* **Problem to work on**
All records below must be retyped exactly.

* **Input material**
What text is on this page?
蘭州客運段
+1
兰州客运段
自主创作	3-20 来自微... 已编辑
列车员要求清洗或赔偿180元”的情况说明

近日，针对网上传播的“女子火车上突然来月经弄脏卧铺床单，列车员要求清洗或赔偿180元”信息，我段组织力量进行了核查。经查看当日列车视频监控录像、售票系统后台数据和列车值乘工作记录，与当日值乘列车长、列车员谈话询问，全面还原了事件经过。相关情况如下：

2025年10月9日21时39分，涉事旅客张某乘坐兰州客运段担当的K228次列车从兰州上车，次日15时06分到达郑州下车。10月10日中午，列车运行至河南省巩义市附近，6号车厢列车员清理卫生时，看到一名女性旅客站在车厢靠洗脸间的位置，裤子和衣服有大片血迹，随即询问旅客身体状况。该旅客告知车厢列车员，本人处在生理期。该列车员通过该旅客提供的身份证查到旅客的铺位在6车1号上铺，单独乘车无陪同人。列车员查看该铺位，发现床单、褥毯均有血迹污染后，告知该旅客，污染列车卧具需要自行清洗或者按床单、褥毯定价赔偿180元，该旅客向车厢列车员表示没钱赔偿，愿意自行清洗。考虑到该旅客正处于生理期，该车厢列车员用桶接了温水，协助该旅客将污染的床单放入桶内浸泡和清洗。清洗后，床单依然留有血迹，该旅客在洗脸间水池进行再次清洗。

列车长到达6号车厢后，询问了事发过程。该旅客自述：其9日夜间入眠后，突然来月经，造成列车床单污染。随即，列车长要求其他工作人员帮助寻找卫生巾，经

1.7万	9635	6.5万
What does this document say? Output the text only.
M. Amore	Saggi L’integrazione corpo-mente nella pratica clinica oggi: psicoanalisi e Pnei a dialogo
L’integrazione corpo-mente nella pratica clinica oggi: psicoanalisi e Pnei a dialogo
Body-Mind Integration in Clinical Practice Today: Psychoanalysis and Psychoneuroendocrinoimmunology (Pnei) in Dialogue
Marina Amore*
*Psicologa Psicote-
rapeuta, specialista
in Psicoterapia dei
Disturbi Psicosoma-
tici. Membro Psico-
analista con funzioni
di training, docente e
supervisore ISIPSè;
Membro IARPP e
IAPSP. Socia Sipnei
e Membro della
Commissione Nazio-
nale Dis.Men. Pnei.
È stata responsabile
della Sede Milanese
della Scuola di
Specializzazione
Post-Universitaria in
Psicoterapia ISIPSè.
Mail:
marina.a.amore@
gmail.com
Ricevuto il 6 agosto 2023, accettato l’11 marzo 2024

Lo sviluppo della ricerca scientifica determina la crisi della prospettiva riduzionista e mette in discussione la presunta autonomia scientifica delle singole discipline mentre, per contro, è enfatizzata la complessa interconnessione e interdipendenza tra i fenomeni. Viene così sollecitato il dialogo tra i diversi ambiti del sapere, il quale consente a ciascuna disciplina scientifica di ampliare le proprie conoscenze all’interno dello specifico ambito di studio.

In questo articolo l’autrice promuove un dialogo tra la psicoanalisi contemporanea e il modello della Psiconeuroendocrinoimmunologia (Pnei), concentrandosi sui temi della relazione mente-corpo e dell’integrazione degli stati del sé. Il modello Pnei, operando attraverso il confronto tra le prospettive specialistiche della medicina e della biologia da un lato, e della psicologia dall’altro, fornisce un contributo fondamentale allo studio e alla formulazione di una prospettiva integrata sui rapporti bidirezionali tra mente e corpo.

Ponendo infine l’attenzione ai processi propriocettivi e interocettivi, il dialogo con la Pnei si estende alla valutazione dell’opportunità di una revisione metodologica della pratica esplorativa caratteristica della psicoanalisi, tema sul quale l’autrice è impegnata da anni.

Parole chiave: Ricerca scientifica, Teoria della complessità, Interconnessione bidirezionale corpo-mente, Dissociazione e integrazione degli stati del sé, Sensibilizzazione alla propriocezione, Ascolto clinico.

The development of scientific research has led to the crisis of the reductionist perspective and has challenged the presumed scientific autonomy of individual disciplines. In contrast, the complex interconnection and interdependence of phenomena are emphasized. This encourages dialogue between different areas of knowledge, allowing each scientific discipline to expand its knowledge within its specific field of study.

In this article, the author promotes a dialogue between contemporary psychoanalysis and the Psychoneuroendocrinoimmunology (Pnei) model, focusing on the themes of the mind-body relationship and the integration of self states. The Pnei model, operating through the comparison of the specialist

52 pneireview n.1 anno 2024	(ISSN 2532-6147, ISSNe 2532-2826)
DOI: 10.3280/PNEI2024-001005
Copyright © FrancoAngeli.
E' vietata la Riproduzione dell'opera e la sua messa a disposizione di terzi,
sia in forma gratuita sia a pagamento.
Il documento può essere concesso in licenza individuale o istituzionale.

* **The completed task**
What text is on this page?
蘭州客運段
+1
兰州客运段
自主创作	3-20 来自微... 已编辑
列车员要求清洗或赔偿180元”的情况说明

近日，针对网上传播的“女子火车上突然来月经弄脏卧铺床单，列车员要求清洗或赔偿180元”信息，我段组织力量进行了核查。经查看当日列车视频监控录像、售票系统后台数据和列车值乘工作记录，与当日值乘列车长、列车员谈话询问，全面还原了事件经过。相关情况如下：

2025年10月9日21时39分，涉事旅客张某乘坐兰州客运段担当的K228次列车从兰州上车，次日15时06分到达郑州下车。10月10日中午，列车运行至河南省巩义市附近，6号车厢列车员清理卫生时，看到一名女性旅客站在车厢靠洗脸间的位置，裤子和衣服有大片血迹，随即询问旅客身体状况。该旅客告知车厢列车员，本人处在生理期。该列车员通过该旅客提供的身份证查到旅客的铺位在6车1号上铺，单独乘车无陪同人。列车员查看该铺位，发现床单、褥毯均有血迹污染后，告知该旅客，污染列车卧具需要自行清洗或者按床单、褥毯定价赔偿180元，该旅客向车厢列车员表示没钱赔偿，愿意自行清洗。考虑到该旅客正处于生理期，该车厢列车员用桶接了温水，协助该旅客将污染的床单放入桶内浸泡和清洗。清洗后，床单依然留有血迹，该旅客在洗脸间水池进行再次清洗。

列车长到达6号车厢后，询问了事发过程。该旅客自述：其9日夜间入眠后，突然来月经，造成列车床单污染。随即，列车长要求其他工作人员帮助寻找卫生巾，经

1.7万	9635	6.5万
What does this document say? Output the text only.
M. Amore	Saggi L’integrazione corpo-mente nella pratica clinica oggi: psicoanalisi e Pnei a dialogo
L’integrazione corpo-mente nella pratica clinica oggi: psicoanalisi e Pnei a dialogo
Body-Mind Integration in Clinical Practice Today: Psychoanalysis and Psychoneuroendocrinoimmunology (Pnei) in Dialogue
Marina Amore*
*Psicologa Psicote-
rapeuta, specialista
in Psicoterapia dei
Disturbi Psicosoma-
tici. Membro Psico-
analista con funzioni
di training, docente e
supervisore ISIPSè;
Membro IARPP e
IAPSP. Socia Sipnei
e Membro della
Commissione Nazio-
nale Dis.Men. Pnei.
È stata responsabile
della Sede Milanese
della Scuola di
Specializzazione
Post-Universitaria in
Psicoterapia ISIPSè.
Mail:
marina.a.amore@
gmail.com
Ricevuto il 6 agosto 2023, accettato l’11 marzo 2024

Lo sviluppo della ricerca scientifica determina la crisi della prospettiva riduzionista e mette in discussione la presunta autonomia scientifica delle singole discipline mentre, per contro, è enfatizzata la complessa interconnessione e interdipendenza tra i fenomeni. Viene così sollecitato il dialogo tra i diversi ambiti del sapere, il quale consente a ciascuna disciplina scientifica di ampliare le proprie conoscenze all’interno dello specifico ambito di studio.

In questo articolo l’autrice promuove un dialogo tra la psicoanalisi contemporanea e il modello della Psiconeuroendocrinoimmunologia (Pnei), concentrandosi sui temi della relazione mente-corpo e dell’integrazione degli stati del sé. Il modello Pnei, operando attraverso il confronto tra le prospettive specialistiche della medicina e della biologia da un lato, e della psicologia dall’altro, fornisce un contributo fondamentale allo studio e alla formulazione di una prospettiva integrata sui rapporti bidirezionali tra mente e corpo.

Ponendo infine l’attenzione ai processi propriocettivi e interocettivi, il dialogo con la Pnei si estende alla valutazione dell’opportunità di una revisione metodologica della pratica esplorativa caratteristica della psicoanalisi, tema sul quale l’autrice è impegnata da anni.

Parole chiave: Ricerca scientifica, Teoria della complessità, Interconnessione bidirezionale corpo-mente, Dissociazione e integrazione degli stati del sé, Sensibilizzazione alla propriocezione, Ascolto clinico.

The development of scientific research has led to the crisis of the reductionist perspective and has challenged the presumed scientific autonomy of individual disciplines. In contrast, the complex interconnection and interdependence of phenomena are emphasized. This encourages dialogue between different areas of knowledge, allowing each scientific discipline to expand its knowledge within its specific field of study.

In this article, the author promotes a dialogue between contemporary psychoanalysis and the Psychoneuroendocrinoimmunology (Pnei) model, focusing on the themes of the mind-body relationship and the integration of self states. The Pnei model, operating through the comparison of the specialist

52 pneireview n.1 anno 2024	(ISSN 2532-6147, ISSNe 2532-2826)
DOI: 10.3280/PNEI2024-001005
Copyright © FrancoAngeli.
E' vietata la Riproduzione dell'opera e la sua messa a disposizione di terzi,
sia in forma gratuita sia a pagamento.
Il documento può essere concesso in licenza individuale o istituzionale.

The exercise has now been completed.